● **EXERCISE DETAILS**
Copy every record word for word.

Begin DATASET ENTRIES

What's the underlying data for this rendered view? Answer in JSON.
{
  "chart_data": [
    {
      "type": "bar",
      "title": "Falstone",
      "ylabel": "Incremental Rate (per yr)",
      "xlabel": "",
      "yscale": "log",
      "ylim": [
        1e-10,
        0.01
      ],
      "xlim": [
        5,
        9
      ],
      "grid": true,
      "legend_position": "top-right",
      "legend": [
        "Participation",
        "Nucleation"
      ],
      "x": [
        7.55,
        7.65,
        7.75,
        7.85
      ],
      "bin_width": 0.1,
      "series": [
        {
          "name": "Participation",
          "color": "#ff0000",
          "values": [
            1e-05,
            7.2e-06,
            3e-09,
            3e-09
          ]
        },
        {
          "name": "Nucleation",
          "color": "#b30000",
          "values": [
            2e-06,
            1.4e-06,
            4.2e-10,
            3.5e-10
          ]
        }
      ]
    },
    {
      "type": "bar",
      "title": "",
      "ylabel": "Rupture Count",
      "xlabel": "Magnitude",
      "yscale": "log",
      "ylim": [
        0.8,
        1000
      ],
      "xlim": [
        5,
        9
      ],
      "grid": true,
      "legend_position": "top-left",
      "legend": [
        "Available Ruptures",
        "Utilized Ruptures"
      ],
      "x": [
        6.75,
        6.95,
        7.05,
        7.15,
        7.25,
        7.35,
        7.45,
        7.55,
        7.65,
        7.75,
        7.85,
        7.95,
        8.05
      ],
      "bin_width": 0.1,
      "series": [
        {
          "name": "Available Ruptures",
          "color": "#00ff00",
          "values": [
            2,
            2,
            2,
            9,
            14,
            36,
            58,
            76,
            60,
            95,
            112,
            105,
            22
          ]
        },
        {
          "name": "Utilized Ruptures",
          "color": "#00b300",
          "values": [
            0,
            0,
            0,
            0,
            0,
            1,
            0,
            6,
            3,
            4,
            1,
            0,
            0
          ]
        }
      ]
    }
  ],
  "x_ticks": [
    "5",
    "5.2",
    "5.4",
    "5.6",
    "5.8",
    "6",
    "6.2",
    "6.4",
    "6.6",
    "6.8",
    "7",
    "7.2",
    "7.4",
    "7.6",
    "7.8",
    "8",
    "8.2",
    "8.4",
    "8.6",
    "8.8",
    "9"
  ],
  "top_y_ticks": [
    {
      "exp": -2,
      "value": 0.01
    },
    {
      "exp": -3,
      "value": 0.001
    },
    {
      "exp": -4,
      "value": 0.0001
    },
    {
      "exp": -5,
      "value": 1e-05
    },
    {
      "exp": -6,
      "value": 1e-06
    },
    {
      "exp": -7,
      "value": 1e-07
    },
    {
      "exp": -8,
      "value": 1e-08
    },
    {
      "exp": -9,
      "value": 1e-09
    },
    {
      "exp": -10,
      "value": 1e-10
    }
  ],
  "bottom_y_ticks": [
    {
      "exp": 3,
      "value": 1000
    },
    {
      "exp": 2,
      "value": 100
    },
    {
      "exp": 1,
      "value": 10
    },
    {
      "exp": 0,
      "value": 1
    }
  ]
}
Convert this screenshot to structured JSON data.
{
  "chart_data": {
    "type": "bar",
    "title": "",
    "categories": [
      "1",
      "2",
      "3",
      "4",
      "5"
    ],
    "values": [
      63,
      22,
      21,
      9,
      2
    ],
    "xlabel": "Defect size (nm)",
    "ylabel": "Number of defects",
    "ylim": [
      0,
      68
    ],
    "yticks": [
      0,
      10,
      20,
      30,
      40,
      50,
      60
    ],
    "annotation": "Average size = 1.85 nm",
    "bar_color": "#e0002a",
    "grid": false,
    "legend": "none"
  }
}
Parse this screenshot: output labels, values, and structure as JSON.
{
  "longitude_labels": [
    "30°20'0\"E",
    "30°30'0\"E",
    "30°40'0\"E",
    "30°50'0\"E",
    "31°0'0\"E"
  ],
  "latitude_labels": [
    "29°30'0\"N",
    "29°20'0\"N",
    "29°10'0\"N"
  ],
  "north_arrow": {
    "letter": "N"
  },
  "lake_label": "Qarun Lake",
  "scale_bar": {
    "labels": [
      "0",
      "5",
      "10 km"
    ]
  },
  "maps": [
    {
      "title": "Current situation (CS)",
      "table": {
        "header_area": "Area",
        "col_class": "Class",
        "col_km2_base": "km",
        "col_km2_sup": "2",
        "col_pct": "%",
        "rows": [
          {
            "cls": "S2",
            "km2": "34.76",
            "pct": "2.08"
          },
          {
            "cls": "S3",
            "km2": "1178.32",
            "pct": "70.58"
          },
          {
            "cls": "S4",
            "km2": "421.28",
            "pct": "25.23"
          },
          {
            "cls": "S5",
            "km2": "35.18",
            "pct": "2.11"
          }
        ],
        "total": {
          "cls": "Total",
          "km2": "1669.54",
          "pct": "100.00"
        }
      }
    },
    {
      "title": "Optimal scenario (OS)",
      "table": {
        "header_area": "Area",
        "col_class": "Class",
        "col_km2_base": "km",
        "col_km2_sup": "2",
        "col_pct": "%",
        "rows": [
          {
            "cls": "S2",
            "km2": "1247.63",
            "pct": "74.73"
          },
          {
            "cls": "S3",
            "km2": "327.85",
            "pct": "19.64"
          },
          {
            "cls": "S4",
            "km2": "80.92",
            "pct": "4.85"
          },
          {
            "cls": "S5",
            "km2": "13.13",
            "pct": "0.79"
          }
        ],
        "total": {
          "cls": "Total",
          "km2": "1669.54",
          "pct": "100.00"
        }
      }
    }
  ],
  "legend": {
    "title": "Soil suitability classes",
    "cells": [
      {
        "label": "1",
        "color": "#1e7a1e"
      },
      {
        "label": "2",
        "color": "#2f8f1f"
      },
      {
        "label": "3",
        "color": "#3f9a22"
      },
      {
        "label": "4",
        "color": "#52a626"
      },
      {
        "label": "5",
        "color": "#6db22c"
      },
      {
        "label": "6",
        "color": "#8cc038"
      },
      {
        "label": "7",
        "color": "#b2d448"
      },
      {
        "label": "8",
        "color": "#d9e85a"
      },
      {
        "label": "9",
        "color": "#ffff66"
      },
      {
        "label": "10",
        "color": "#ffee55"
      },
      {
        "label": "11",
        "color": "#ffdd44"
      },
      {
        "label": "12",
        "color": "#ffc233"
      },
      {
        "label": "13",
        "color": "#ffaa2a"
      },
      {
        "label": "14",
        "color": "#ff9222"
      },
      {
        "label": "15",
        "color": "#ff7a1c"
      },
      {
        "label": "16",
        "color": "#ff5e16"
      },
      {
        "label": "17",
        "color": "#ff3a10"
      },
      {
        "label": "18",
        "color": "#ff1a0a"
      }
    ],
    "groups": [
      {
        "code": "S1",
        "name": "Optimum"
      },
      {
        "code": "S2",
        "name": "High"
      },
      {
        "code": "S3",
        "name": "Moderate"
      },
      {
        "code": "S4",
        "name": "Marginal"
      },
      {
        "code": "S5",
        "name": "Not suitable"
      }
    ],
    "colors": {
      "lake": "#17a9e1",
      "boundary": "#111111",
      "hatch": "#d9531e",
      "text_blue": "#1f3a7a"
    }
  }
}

End DATASET ENTRIES

● **ANSWER TO THE EXERCISE**
What's the underlying data for this rendered view? Answer in JSON.
{
  "chart_data": [
    {
      "type": "bar",
      "title": "Falstone",
      "ylabel": "Incremental Rate (per yr)",
      "xlabel": "",
      "yscale": "log",
      "ylim": [
        1e-10,
        0.01
      ],
      "xlim": [
        5,
        9
      ],
      "grid": true,
      "legend_position": "top-right",
      "legend": [
        "Participation",
        "Nucleation"
      ],
      "x": [
        7.55,
        7.65,
        7.75,
        7.85
      ],
      "bin_width": 0.1,
      "series": [
        {
          "name": "Participation",
          "color": "#ff0000",
          "values": [
            1e-05,
            7.2e-06,
            3e-09,
            3e-09
          ]
        },
        {
          "name": "Nucleation",
          "color": "#b30000",
          "values": [
            2e-06,
            1.4e-06,
            4.2e-10,
            3.5e-10
          ]
        }
      ]
    },
    {
      "type": "bar",
      "title": "",
      "ylabel": "Rupture Count",
      "xlabel": "Magnitude",
      "yscale": "log",
      "ylim": [
        0.8,
        1000
      ],
      "xlim": [
        5,
        9
      ],
      "grid": true,
      "legend_position": "top-left",
      "legend": [
        "Available Ruptures",
        "Utilized Ruptures"
      ],
      "x": [
        6.75,
        6.95,
        7.05,
        7.15,
        7.25,
        7.35,
        7.45,
        7.55,
        7.65,
        7.75,
        7.85,
        7.95,
        8.05
      ],
      "bin_width": 0.1,
      "series": [
        {
          "name": "Available Ruptures",
          "color": "#00ff00",
          "values": [
            2,
            2,
            2,
            9,
            14,
            36,
            58,
            76,
            60,
            95,
            112,
            105,
            22
          ]
        },
        {
          "name": "Utilized Ruptures",
          "color": "#00b300",
          "values": [
            0,
            0,
            0,
            0,
            0,
            1,
            0,
            6,
            3,
            4,
            1,
            0,
            0
          ]
        }
      ]
    }
  ],
  "x_ticks": [
    "5",
    "5.2",
    "5.4",
    "5.6",
    "5.8",
    "6",
    "6.2",
    "6.4",
    "6.6",
    "6.8",
    "7",
    "7.2",
    "7.4",
    "7.6",
    "7.8",
    "8",
    "8.2",
    "8.4",
    "8.6",
    "8.8",
    "9"
  ],
  "top_y_ticks": [
    {
      "exp": -2,
      "value": 0.01
    },
    {
      "exp": -3,
      "value": 0.001
    },
    {
      "exp": -4,
      "value": 0.0001
    },
    {
      "exp": -5,
      "value": 1e-05
    },
    {
      "exp": -6,
      "value": 1e-06
    },
    {
      "exp": -7,
      "value": 1e-07
    },
    {
      "exp": -8,
      "value": 1e-08
    },
    {
      "exp": -9,
      "value": 1e-09
    },
    {
      "exp": -10,
      "value": 1e-10
    }
  ],
  "bottom_y_ticks": [
    {
      "exp": 3,
      "value": 1000
    },
    {
      "exp": 2,
      "value": 100
    },
    {
      "exp": 1,
      "value": 10
    },
    {
      "exp": 0,
      "value": 1
    }
  ]
}
Convert this screenshot to structured JSON data.
{
  "chart_data": {
    "type": "bar",
    "title": "",
    "categories": [
      "1",
      "2",
      "3",
      "4",
      "5"
    ],
    "values": [
      63,
      22,
      21,
      9,
      2
    ],
    "xlabel": "Defect size (nm)",
    "ylabel": "Number of defects",
    "ylim": [
      0,
      68
    ],
    "yticks": [
      0,
      10,
      20,
      30,
      40,
      50,
      60
    ],
    "annotation": "Average size = 1.85 nm",
    "bar_color": "#e0002a",
    "grid": false,
    "legend": "none"
  }
}
Parse this screenshot: output labels, values, and structure as JSON.
{
  "longitude_labels": [
    "30°20'0\"E",
    "30°30'0\"E",
    "30°40'0\"E",
    "30°50'0\"E",
    "31°0'0\"E"
  ],
  "latitude_labels": [
    "29°30'0\"N",
    "29°20'0\"N",
    "29°10'0\"N"
  ],
  "north_arrow": {
    "letter": "N"
  },
  "lake_label": "Qarun Lake",
  "scale_bar": {
    "labels": [
      "0",
      "5",
      "10 km"
    ]
  },
  "maps": [
    {
      "title": "Current situation (CS)",
      "table": {
        "header_area": "Area",
        "col_class": "Class",
        "col_km2_base": "km",
        "col_km2_sup": "2",
        "col_pct": "%",
        "rows": [
          {
            "cls": "S2",
            "km2": "34.76",
            "pct": "2.08"
          },
          {
            "cls": "S3",
            "km2": "1178.32",
            "pct": "70.58"
          },
          {
            "cls": "S4",
            "km2": "421.28",
            "pct": "25.23"
          },
          {
            "cls": "S5",
            "km2": "35.18",
            "pct": "2.11"
          }
        ],
        "total": {
          "cls": "Total",
          "km2": "1669.54",
          "pct": "100.00"
        }
      }
    },
    {
      "title": "Optimal scenario (OS)",
      "table": {
        "header_area": "Area",
        "col_class": "Class",
        "col_km2_base": "km",
        "col_km2_sup": "2",
        "col_pct": "%",
        "rows": [
          {
            "cls": "S2",
            "km2": "1247.63",
            "pct": "74.73"
          },
          {
            "cls": "S3",
            "km2": "327.85",
            "pct": "19.64"
          },
          {
            "cls": "S4",
            "km2": "80.92",
            "pct": "4.85"
          },
          {
            "cls": "S5",
            "km2": "13.13",
            "pct": "0.79"
          }
        ],
        "total": {
          "cls": "Total",
          "km2": "1669.54",
          "pct": "100.00"
        }
      }
    }
  ],
  "legend": {
    "title": "Soil suitability classes",
    "cells": [
      {
        "label": "1",
        "color": "#1e7a1e"
      },
      {
        "label": "2",
        "color": "#2f8f1f"
      },
      {
        "label": "3",
        "color": "#3f9a22"
      },
      {
        "label": "4",
        "color": "#52a626"
      },
      {
        "label": "5",
        "color": "#6db22c"
      },
      {
        "label": "6",
        "color": "#8cc038"
      },
      {
        "label": "7",
        "color": "#b2d448"
      },
      {
        "label": "8",
        "color": "#d9e85a"
      },
      {
        "label": "9",
        "color": "#ffff66"
      },
      {
        "label": "10",
        "color": "#ffee55"
      },
      {
        "label": "11",
        "color": "#ffdd44"
      },
      {
        "label": "12",
        "color": "#ffc233"
      },
      {
        "label": "13",
        "color": "#ffaa2a"
      },
      {
        "label": "14",
        "color": "#ff9222"
      },
      {
        "label": "15",
        "color": "#ff7a1c"
      },
      {
        "label": "16",
        "color": "#ff5e16"
      },
      {
        "label": "17",
        "color": "#ff3a10"
      },
      {
        "label": "18",
        "color": "#ff1a0a"
      }
    ],
    "groups": [
      {
        "code": "S1",
        "name": "Optimum"
      },
      {
        "code": "S2",
        "name": "High"
      },
      {
        "code": "S3",
        "name": "Moderate"
      },
      {
        "code": "S4",
        "name": "Marginal"
      },
      {
        "code": "S5",
        "name": "Not suitable"
      }
    ],
    "colors": {
      "lake": "#17a9e1",
      "boundary": "#111111",
      "hatch": "#d9531e",
      "text_blue": "#1f3a7a"
    }
  }
}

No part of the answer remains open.